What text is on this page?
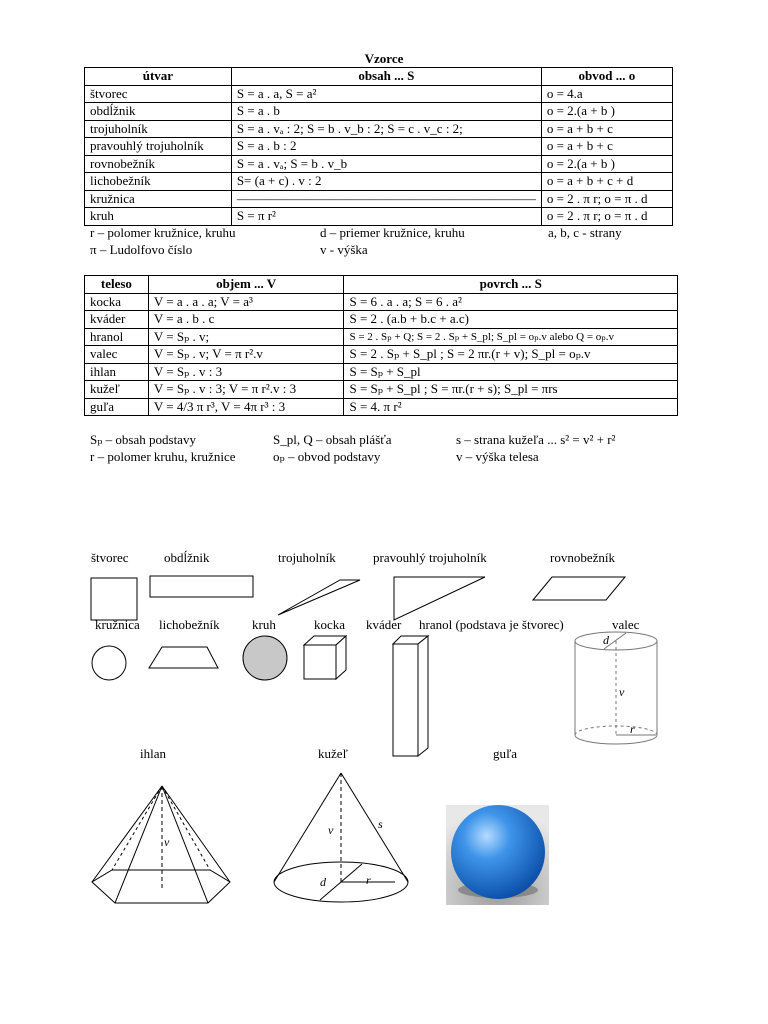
Vzorce
útvar	obsah ... S	obvod ... o
štvorec	S = a . a, S = a²	o = 4.a
obdĺžnik	S = a . b	o = 2.(a + b )
trojuholník	S = a . vₐ : 2; S = b . v_b : 2; S = c . v_c : 2;	o = a + b + c
pravouhlý trojuholník	S = a . b : 2	o = a + b + c
rovnobežník	S = a . vₐ; S = b . v_b	o = 2.(a + b )
lichobežník	S= (a + c) . v : 2	o = a + b + c + d
kružnica	———————————————————————	o = 2 . π r; o = π . d
kruh	S = π r²	o = 2 . π r; o = π . d
r – polomer kružnice, kruhu	d – priemer kružnice, kruhu	a, b, c - strany
π – Ludolfovo číslo	v - výška
teleso	objem ... V	povrch ... S
kocka	V = a . a . a; V = a³	S = 6 . a . a; S = 6 . a²
kváder	V = a . b . c	S = 2 . (a.b + b.c + a.c)
hranol	V = Sₚ . v;	S = 2 . Sₚ + Q; S = 2 . Sₚ + S_pl; S_pl = oₚ.v alebo Q = oₚ.v
valec	V = Sₚ . v; V = π r².v	S = 2 . Sₚ + S_pl ; S = 2 πr.(r + v); S_pl = oₚ.v
ihlan	V = Sₚ . v : 3	S = Sₚ + S_pl
kužeľ	V = Sₚ . v : 3; V = π r².v : 3	S = Sₚ + S_pl ; S = πr.(r + s); S_pl = πrs
guľa	V = 4/3 π r³, V = 4π r³ : 3	S = 4. π r²
Sₚ – obsah podstavy	S_pl, Q – obsah plášťa	s – strana kužeľa ... s² = v² + r²
r – polomer kruhu, kružnice	oₚ – obvod podstavy	v – výška telesa
d
v
r
v
v	s
d	r
štvorec	obdĺžnik	trojuholník	pravouhlý trojuholník	rovnobežník
kružnica lichobežník kruh	kocka kváder hranol (podstava je štvorec)	valec
ihlan	kužeľ	guľa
=-=-=
* **Objective**:
Extract every line from the records above that contains the word "kocka".

* **Solution for this exercise**:
kocka	V = a . a . a; V = a³	S = 6 . a . a; S = 6 . a²
kružnica lichobežník kruh	kocka kváder hranol (podstava je štvorec)	valec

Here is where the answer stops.